* BEGIN Dataset entries *
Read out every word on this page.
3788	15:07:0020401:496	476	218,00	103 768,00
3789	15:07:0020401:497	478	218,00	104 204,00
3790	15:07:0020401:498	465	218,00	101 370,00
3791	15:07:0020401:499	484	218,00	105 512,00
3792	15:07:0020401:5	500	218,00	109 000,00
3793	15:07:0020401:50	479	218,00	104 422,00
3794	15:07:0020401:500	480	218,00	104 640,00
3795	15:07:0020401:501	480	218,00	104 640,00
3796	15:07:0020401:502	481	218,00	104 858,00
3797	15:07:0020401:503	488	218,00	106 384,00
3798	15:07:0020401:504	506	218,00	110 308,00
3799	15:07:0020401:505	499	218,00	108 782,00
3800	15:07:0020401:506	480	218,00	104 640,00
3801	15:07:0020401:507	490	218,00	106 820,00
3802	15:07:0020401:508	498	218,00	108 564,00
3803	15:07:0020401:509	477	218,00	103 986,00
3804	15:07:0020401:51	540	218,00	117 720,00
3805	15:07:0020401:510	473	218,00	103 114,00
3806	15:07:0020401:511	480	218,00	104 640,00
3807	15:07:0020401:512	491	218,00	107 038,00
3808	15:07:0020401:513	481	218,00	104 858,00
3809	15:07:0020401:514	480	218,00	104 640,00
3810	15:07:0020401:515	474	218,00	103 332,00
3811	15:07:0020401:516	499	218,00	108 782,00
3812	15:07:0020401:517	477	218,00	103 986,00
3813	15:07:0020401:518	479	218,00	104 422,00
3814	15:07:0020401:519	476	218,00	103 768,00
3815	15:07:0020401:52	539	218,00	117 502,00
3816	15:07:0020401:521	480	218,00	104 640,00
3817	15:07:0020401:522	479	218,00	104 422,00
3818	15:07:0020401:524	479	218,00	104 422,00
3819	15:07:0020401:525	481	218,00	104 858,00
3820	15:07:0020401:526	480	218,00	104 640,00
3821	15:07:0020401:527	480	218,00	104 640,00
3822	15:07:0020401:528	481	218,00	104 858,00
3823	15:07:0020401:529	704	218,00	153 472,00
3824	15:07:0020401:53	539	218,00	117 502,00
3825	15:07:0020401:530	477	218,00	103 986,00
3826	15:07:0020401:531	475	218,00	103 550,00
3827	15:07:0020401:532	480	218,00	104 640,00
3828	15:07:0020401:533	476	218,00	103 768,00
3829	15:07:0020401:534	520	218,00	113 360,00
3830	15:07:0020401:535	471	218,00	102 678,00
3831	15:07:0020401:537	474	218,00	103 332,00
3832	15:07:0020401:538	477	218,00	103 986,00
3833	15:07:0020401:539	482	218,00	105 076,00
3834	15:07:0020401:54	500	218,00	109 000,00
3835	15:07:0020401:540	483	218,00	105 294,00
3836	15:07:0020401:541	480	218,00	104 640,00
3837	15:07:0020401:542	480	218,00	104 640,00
* END Dataset entries *
* [What you are asked to do] Retype the data exactly as given.

* [Reply]
Read out every word on this page.
3788	15:07:0020401:496	476	218,00	103 768,00
3789	15:07:0020401:497	478	218,00	104 204,00
3790	15:07:0020401:498	465	218,00	101 370,00
3791	15:07:0020401:499	484	218,00	105 512,00
3792	15:07:0020401:5	500	218,00	109 000,00
3793	15:07:0020401:50	479	218,00	104 422,00
3794	15:07:0020401:500	480	218,00	104 640,00
3795	15:07:0020401:501	480	218,00	104 640,00
3796	15:07:0020401:502	481	218,00	104 858,00
3797	15:07:0020401:503	488	218,00	106 384,00
3798	15:07:0020401:504	506	218,00	110 308,00
3799	15:07:0020401:505	499	218,00	108 782,00
3800	15:07:0020401:506	480	218,00	104 640,00
3801	15:07:0020401:507	490	218,00	106 820,00
3802	15:07:0020401:508	498	218,00	108 564,00
3803	15:07:0020401:509	477	218,00	103 986,00
3804	15:07:0020401:51	540	218,00	117 720,00
3805	15:07:0020401:510	473	218,00	103 114,00
3806	15:07:0020401:511	480	218,00	104 640,00
3807	15:07:0020401:512	491	218,00	107 038,00
3808	15:07:0020401:513	481	218,00	104 858,00
3809	15:07:0020401:514	480	218,00	104 640,00
3810	15:07:0020401:515	474	218,00	103 332,00
3811	15:07:0020401:516	499	218,00	108 782,00
3812	15:07:0020401:517	477	218,00	103 986,00
3813	15:07:0020401:518	479	218,00	104 422,00
3814	15:07:0020401:519	476	218,00	103 768,00
3815	15:07:0020401:52	539	218,00	117 502,00
3816	15:07:0020401:521	480	218,00	104 640,00
3817	15:07:0020401:522	479	218,00	104 422,00
3818	15:07:0020401:524	479	218,00	104 422,00
3819	15:07:0020401:525	481	218,00	104 858,00
3820	15:07:0020401:526	480	218,00	104 640,00
3821	15:07:0020401:527	480	218,00	104 640,00
3822	15:07:0020401:528	481	218,00	104 858,00
3823	15:07:0020401:529	704	218,00	153 472,00
3824	15:07:0020401:53	539	218,00	117 502,00
3825	15:07:0020401:530	477	218,00	103 986,00
3826	15:07:0020401:531	475	218,00	103 550,00
3827	15:07:0020401:532	480	218,00	104 640,00
3828	15:07:0020401:533	476	218,00	103 768,00
3829	15:07:0020401:534	520	218,00	113 360,00
3830	15:07:0020401:535	471	218,00	102 678,00
3831	15:07:0020401:537	474	218,00	103 332,00
3832	15:07:0020401:538	477	218,00	103 986,00
3833	15:07:0020401:539	482	218,00	105 076,00
3834	15:07:0020401:54	500	218,00	109 000,00
3835	15:07:0020401:540	483	218,00	105 294,00
3836	15:07:0020401:541	480	218,00	104 640,00
3837	15:07:0020401:542	480	218,00	104 640,00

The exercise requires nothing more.